Task prompt: Please say how many lines of the listing hold "области", with no other words in the answer.

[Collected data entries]
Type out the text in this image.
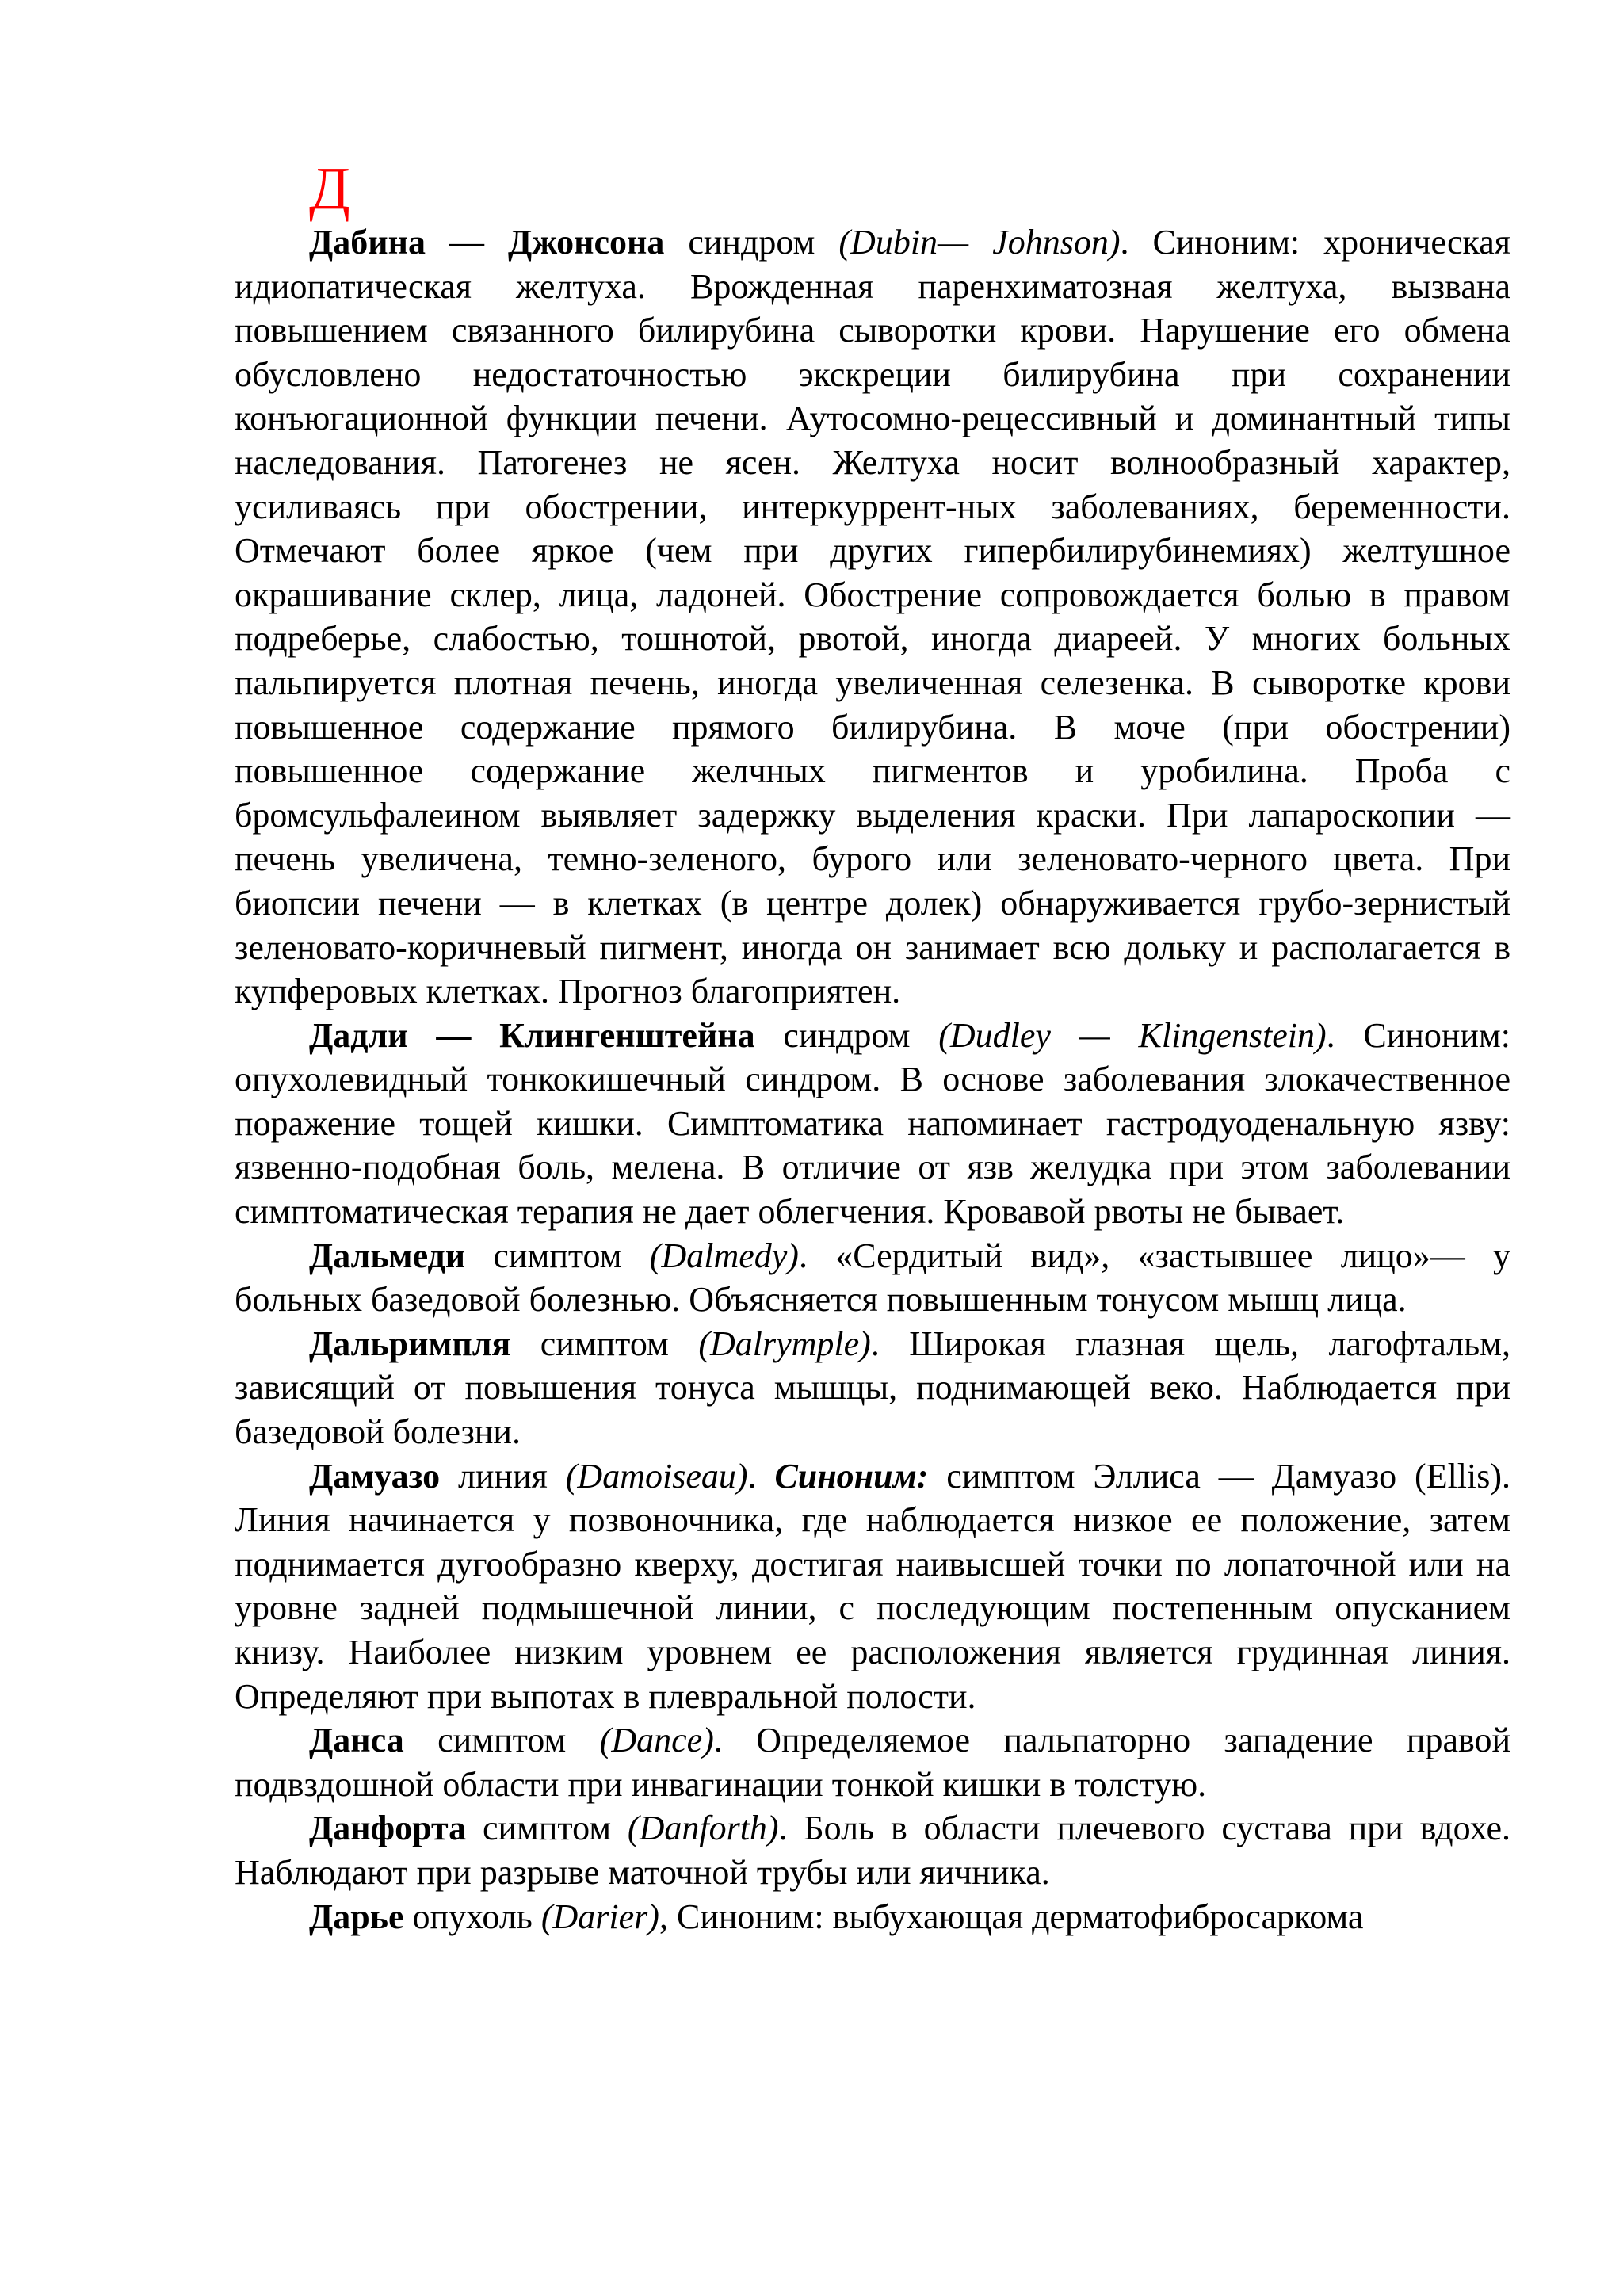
Д

Дабина — Джонсона синдром (Dubin— Johnson). Синоним: хроническая идиопатическая желтуха. Врожденная паренхиматозная желтуха, вызвана повышением связанного билирубина сыворотки крови. Нарушение его обмена обусловлено недостаточностью экскреции билирубина при сохранении конъюгационной функции печени. Аутосомно-рецессивный и доминантный типы наследования. Патогенез не ясен. Желтуха носит волнообразный характер, усиливаясь при обострении, интеркуррент-ных заболеваниях, беременности. Отмечают более яркое (чем при других гипербилирубинемиях) желтушное окрашивание склер, лица, ладоней. Обострение сопровождается болью в правом подреберье, слабостью, тошнотой, рвотой, иногда диареей. У многих больных пальпируется плотная печень, иногда увеличенная селезенка. В сыворотке крови повышенное содержание прямого билирубина. В моче (при обострении) повышенное содержание желчных пигментов и уробилина. Проба с бромсульфалеином выявляет задержку выделения краски. При лапароскопии — печень увеличена, темно-зеленого, бурого или зеленовато-черного цвета. При биопсии печени — в клетках (в центре долек) обнаруживается грубо-зернистый зеленовато-коричневый пигмент, иногда он занимает всю дольку и располагается в купферовых клетках. Прогноз благоприятен.

Дадли — Клингенштейна синдром (Dudley — Klingenstein). Синоним: опухолевидный тонкокишечный синдром. В основе заболевания злокачественное поражение тощей кишки. Симптоматика напоминает гастродуоденальную язву: язвенно-подобная боль, мелена. В отличие от язв желудка при этом заболевании симптоматическая терапия не дает облегчения. Кровавой рвоты не бывает.

Дальмеди симптом (Dalmedy). «Сердитый вид», «застывшее лицо»— у больных базедовой болезнью. Объясняется повышенным тонусом мышц лица.

Дальримпля симптом (Dalrymple). Широкая глазная щель, лагофтальм, зависящий от повышения тонуса мышцы, поднимающей веко. Наблюдается при базедовой болезни.

Дамуазо линия (Damoiseau). Синоним: симптом Эллиса — Дамуазо (Ellis). Линия начинается у позвоночника, где наблюдается низкое ее положение, затем поднимается дугообразно кверху, достигая наивысшей точки по лопаточной или на уровне задней подмышечной линии, с последующим постепенным опусканием книзу. Наиболее низким уровнем ее расположения является грудинная линия. Определяют при выпотах в плевральной полости.

Данса симптом (Dance). Определяемое пальпаторно западение правой подвздошной области при инвагинации тонкой кишки в толстую.

Данфорта симптом (Danforth). Боль в области плечевого сустава при вдохе. Наблюдают при разрыве маточной трубы или яичника.

Дарье опухоль (Darier), Синоним: выбухающая дерматофибросаркома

Complete answer: 2